Prompt 1: From the scroll saw thread, reproduce word for word the passage from "Could you provide" up to and including "chose the Excali.".
Prompt 2:
Answer these questions using the scroll saw thread:
(a) Which site did linkshouse find by searching for "scies"?
(b) According to AES, where are all Excalibur scroll saws made?
(c) On what occasion did AES receive the saw?
Prompt 3: Extend the forum thread on Pegas scroll saws by writing what comes after its final sentence.

---------- Given text

# Pegas Own Brand Scroll Saws



## Droogs (10 Jun 2017)

I was browsing the SCIES website looking at their Pegas blade range and discovered that they also actually do their own scrollsaws. At first look they do seem to be rebadged Excalibers. Does anyone have one or any experience of them? Am considering getting one as as time goes on along with recent health isues it seems it may be time to rely a bit less on my Mk1 fretsaw and Mk2 Chevalet for my marquetry stuff.


----------



## linkshouse (10 Jun 2017)

Could you provide a link. I did a search for scies and found scies.ch which did have Pegas blades so I'm assuming that's the site you mean, but I couldn't find any machines.

Phill


----------



## AES (10 Jun 2017)

Yeah, I have one - a mid-size Excalibur, called 21 (the table is actually 23.5 inches front to back, the actual throat dimension is 25.5 inches).

Before buying my saw (70th birthday pressie from my good lady) I did a lot quite a lot of research. I also tried my machine alongside a Hegner and chose the Excali.

The somewhat complicated story is this:
Some years ago a Canadian bloke developed the present range of Excalibur scroll saws, the main feature of which, apart from the parallel arm "up and down" linkage like a Delta for example, is a tilting head (rather than a tilting table).

A while ago that bloke sold out to a larger Canadian company called General International (who also makes various other wood and metal working machines - apparently all well regarded). GI made a number of detail differences and improvements to the basic design.

AFAIK, all Excalibur scroll saws (I'm not sure about other GI machines) are made in Taiwan, but don't let that put you off, the general engineering quality of mine is EXCELLENT, AND, unlike Hegner for example, spares are reasonably priced.

Even if you think the tilt head facility is not so important, don't be so sure., I've found mine to be invaluable, and NOT just for "normal" scroll sawing jobs either - it's easy to move the head, solid as a rock, dead accurate, and very easy to bring back to zero degrees (vertical). A further pointer - a couple of machines new to the market also now have tilting heads that look very similar to the Excali range - Jet for example.

--------------------
---------- Excerpted data

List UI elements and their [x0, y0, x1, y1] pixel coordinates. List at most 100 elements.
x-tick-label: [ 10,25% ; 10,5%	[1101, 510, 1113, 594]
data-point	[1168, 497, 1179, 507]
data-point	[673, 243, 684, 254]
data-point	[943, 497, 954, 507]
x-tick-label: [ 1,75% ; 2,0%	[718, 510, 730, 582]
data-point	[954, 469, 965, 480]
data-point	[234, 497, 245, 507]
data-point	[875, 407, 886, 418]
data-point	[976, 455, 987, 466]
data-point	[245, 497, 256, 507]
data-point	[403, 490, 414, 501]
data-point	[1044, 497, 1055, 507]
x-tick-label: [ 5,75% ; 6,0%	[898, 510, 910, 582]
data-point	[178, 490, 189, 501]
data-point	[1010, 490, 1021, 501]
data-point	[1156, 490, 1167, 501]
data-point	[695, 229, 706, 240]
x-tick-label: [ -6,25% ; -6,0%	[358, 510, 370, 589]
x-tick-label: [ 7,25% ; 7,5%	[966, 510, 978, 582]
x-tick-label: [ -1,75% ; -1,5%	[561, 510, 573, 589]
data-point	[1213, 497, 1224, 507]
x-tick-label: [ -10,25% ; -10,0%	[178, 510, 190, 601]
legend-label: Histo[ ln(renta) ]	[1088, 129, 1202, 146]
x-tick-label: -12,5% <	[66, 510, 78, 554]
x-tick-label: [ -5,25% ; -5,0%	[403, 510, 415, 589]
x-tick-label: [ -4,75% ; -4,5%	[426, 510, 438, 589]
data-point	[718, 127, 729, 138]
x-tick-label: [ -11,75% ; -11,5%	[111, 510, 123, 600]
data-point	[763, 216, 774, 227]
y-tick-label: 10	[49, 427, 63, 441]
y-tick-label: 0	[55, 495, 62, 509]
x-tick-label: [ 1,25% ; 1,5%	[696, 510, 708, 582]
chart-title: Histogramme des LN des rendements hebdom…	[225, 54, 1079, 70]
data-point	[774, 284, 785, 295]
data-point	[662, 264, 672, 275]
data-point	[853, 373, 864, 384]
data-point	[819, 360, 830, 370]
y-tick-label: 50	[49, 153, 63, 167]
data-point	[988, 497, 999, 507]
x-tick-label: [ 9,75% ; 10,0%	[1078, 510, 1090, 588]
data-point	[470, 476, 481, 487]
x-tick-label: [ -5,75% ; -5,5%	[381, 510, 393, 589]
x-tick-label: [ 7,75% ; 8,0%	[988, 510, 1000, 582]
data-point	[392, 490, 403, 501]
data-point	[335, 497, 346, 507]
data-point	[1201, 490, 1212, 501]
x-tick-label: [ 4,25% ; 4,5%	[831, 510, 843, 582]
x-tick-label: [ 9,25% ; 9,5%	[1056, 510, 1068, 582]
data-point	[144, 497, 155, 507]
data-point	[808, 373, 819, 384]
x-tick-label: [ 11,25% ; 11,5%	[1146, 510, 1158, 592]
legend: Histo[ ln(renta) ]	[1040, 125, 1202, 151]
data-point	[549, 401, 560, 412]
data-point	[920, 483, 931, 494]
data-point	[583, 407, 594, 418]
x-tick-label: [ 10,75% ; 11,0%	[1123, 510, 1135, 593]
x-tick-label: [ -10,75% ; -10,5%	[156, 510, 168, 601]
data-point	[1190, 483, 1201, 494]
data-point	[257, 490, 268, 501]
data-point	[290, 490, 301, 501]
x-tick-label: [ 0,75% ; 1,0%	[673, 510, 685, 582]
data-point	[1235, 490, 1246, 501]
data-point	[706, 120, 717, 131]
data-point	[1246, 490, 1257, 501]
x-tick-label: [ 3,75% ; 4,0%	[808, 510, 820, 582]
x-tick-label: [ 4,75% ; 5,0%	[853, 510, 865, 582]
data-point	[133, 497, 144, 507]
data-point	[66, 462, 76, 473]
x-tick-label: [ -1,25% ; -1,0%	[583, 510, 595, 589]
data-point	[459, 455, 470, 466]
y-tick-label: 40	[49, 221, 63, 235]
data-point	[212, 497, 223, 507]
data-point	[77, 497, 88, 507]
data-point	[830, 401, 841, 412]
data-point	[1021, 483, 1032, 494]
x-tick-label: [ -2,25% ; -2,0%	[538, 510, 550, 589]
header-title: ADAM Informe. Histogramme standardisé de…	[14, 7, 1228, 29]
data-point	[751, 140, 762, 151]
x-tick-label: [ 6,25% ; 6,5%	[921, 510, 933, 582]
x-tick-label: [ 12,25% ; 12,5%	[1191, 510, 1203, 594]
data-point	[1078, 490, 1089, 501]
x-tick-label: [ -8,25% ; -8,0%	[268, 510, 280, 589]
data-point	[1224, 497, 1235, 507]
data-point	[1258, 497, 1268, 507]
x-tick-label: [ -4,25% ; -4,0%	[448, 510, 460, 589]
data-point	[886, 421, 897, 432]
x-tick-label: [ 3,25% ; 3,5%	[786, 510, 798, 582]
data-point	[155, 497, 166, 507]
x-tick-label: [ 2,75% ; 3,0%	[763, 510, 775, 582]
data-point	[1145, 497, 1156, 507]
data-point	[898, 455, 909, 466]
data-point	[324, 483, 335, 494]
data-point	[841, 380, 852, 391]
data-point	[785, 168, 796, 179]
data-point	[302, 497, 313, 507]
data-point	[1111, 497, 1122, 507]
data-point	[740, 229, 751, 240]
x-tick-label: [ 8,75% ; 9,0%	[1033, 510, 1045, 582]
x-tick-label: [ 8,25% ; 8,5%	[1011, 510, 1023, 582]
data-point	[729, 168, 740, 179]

--------------------

Task result 1:
Could you provide a link. I did a search for scies and found scies.ch which did have Pegas blades so I'm assuming that's the site you mean, but I couldn't find any machines.

Phill


----------



## AES (10 Jun 2017)

Yeah, I have one - a mid-size Excalibur, called 21 (the table is actually 23.5 inches front to back, the actual throat dimension is 25.5 inches).

Before buying my saw (70th birthday pressie from my good lady) I did a lot quite a lot of research. I also tried my machine alongside a Hegner and chose the Excali.

Task result 2:
(a) scies.ch
(b) Taiwan
(c) A 70th birthday

Task result 3:
Which brings us to SCIES. A Swiss company that also makes excellent files both hand and Swiss files, plus wood rasps. They are based in the French-speaking part of Switzerland in a place called Vallorbe, which is also the brand name of their files, etc. They also themselves produce the Pegas range of scroll saw blades there.

GI do NOT sell direct to the public, only through distributors/importers - e.g. the UK distributor is Axminster Tools. The distributor for Switzerland and Germany (and I think Austria too) is the above SCIES company in Vallorbe. Certainly when I bought my Excali (from Dictum in Germany, where I also had the chance to try it alongside the Hegner) the machine I took home with me actually came from SCIES in Switzerland (although as is often the case here, it was cheaper in Germany than it would have been buying it from the local Swiss agent of SCIES here)!!!!

"Talking" to Claymore of this parish ("Brian") I discovered that apart from very minor differences, such as a NVR switch which my machine does not have, his "Axminster Trade Excalibur 30" machine that he bought from Axi is 99% the same as the my Excali bought as above. My "German/Swiss" machine has GI, Excalibur and Pegas badges on it, but I THINK if I'd bought mine from the Swiss dealer, it would "only" have had a Pegas badge on it (or perhaps Excali as well).

When buying some spares about a year ago (no breakdown, just the "standby" items recommended in the Manual), SCIES would NOT sell direct to me, I had to order from either Dictum in Germany, or the local Swiss dealer. I chose the latter but of course, he didn't have them in stock so had to order them from SCIES on my behalf, who sent them to me!!!! Such is the international tools business.

So unless things have changed in the last year or so, if you contact SCIES direct, seeing as you come from UK, they will send you to Axminster.

But in all material respects, all Excalibur scroll saw (are by General International of Canada, but manufactured in Taiwan) are 99.9% the same machine, whatever the badge on the side says.

If you want any further info I'd be happy to help, but perhaps you may like to start off with a couple of posts I made a couple of years ago in this section, the 1st headed "Biting the bullet" which explains in detail why I chose Excali over Hegner and the 2nd about the (considerable hassle) I went to buying a foot switch for it.

HTH, if you need any more info just ask (or PM).

AES

P.S. Several other members here have Excalibur scroll saws and seem very pleased with them, like me.


----------



## Phil Pascoe (10 Jun 2017)

One of the reviews of that on the Axi site says the guy is annoyed that it won't take a foot switch so if you need a foot switch go for something else.


----------



## AES (10 Jun 2017)

Not quite true phil.p. When I asked Axi, they agreed that the foot switch they have is not suitable. But there ARE some that can be used. Give me a while to look it up and I'll post a link to the one I'm using.

Later ........

AES


----------



## Phil Pascoe (10 Jun 2017)

No worries - it's not important. I just found it odd.


----------



## powertools (10 Jun 2017)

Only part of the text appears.